Go through the records below line by line, counting those that contain the word "text"; answer with the count only.

Dataset items
□ □ □

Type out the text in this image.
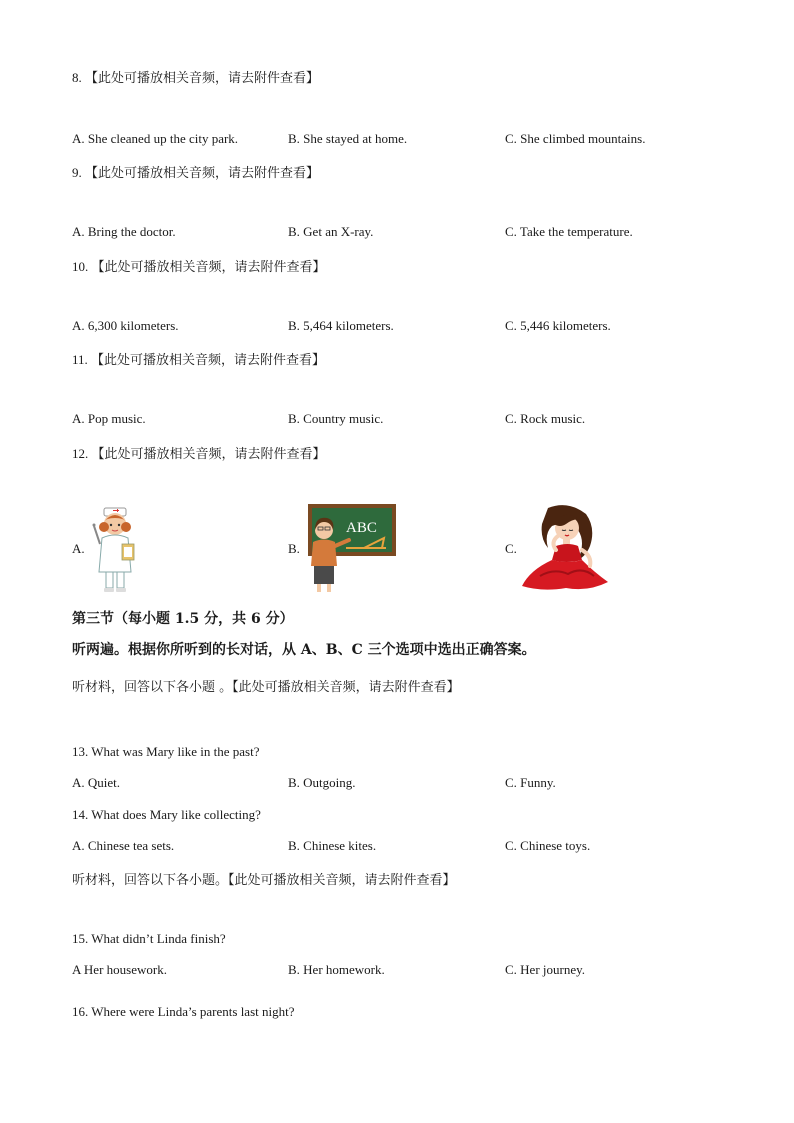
8. 【此处可播放相关音频，请去附件查看】
A. She cleaned up the city park.	B. She stayed at home.	C. She climbed mountains.
9. 【此处可播放相关音频，请去附件查看】
A. Bring the doctor.	B. Get an X-ray.	C. Take the temperature.
10. 【此处可播放相关音频，请去附件查看】
A. 6,300 kilometers.	B. 5,464 kilometers.	C. 5,446 kilometers.
11. 【此处可播放相关音频，请去附件查看】
A. Pop music.	B. Country music.	C. Rock music.
12. 【此处可播放相关音频，请去附件查看】
A.	B.	C.
ABC
第三节（每小题 1.5 分，共 6 分）
听两遍。根据你所听到的长对话，从 A、B、C 三个选项中选出正确答案。
听材料，回答以下各小题 。【此处可播放相关音频，请去附件查看】
13. What was Mary like in the past?
A. Quiet.	B. Outgoing.	C. Funny.
14. What does Mary like collecting?
A. Chinese tea sets.	B. Chinese kites.	C. Chinese toys.
听材料，回答以下各小题。【此处可播放相关音频，请去附件查看】
15. What didn’t Linda finish?
A Her housework.	B. Her homework.	C. Her journey.
16. Where were Linda’s parents last night?
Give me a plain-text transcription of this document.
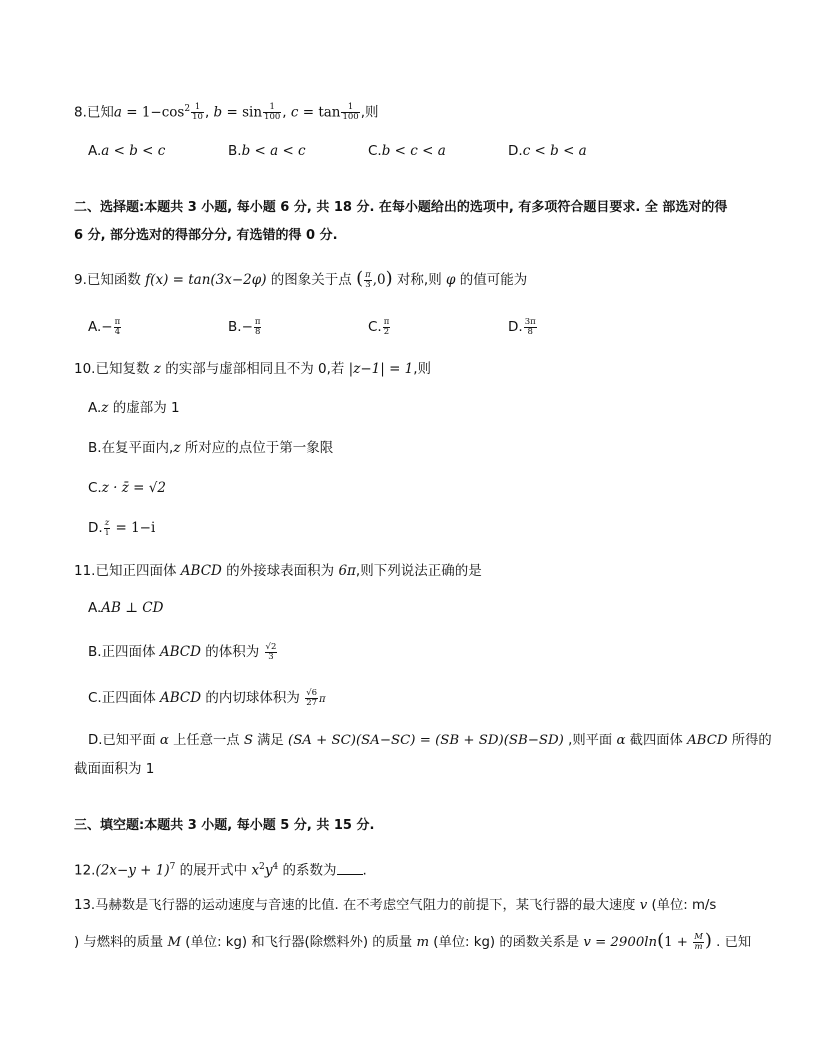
8.已知$a = 1-\cos^2 \frac{1}{10}$ , $b = \sin \frac{1}{100}$ , $c = \tan \frac{1}{100}$ ,则
A.a < b < c	B.b < a < c	C.b < c < a	D.c < b < a
二、选择题:本题共 3 小题, 每小题 6 分, 共 18 分. 在每小题给出的选项中, 有多项符合题目要求. 全 部选对的得
6 分, 部分选对的得部分分, 有选错的得 0 分.
9.已知函数 f(x) = tan(3x−2φ) 的图象关于点 ( $\frac{\pi}{3} ,0$) 对称,则 φ 的值可能为
$A.- \frac{\pi}{4}$	$B.- \frac{\pi}{8}$	C. $\frac{\pi}{2}$	D. $\frac{3\pi}{8}$
10.已知复数 z 的实部与虚部相同且不为 0,若 |z−1| = 1,则
A.z 的虚部为 1
B.在复平面内,z 所对应的点位于第一象限
C.z · z̄ = √2
D. $\frac{z}{i} = 1-i$
11.已知正四面体 ABCD 的外接球表面积为 6π,则下列说法正确的是
A.AB ⊥ CD
B.正四面体 ABCD 的体积为 $\frac{√2}{3}$
C.正四面体 ABCD 的内切球体积为 $\frac{√6}{27}$ π
D.已知平面 α 上任意一点 S 满足 (SA + SC)(SA−SC) = (SB + SD)(SB−SD) ,则平面 α 截四面体 ABCD 所得的
截面面积为 1
三、填空题:本题共 3 小题, 每小题 5 分, 共 15 分.
$12.(2x-y + 1)^7$ 的展开式中 $x^2y^4$ 的系数为 .
13.马赫数是飞行器的运动速度与音速的比值. 在不考虑空气阻力的前提下，某飞行器的最大速度 v (单位: m/s
) 与燃料的质量 M (单位: kg) 和飞行器(除燃料外) 的质量 m (单位: kg) 的函数关系是 $v = 2900\ln(1 + \frac{M}{m}$ ) . 已知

□ □ □

» **TASK ANSWER**: 2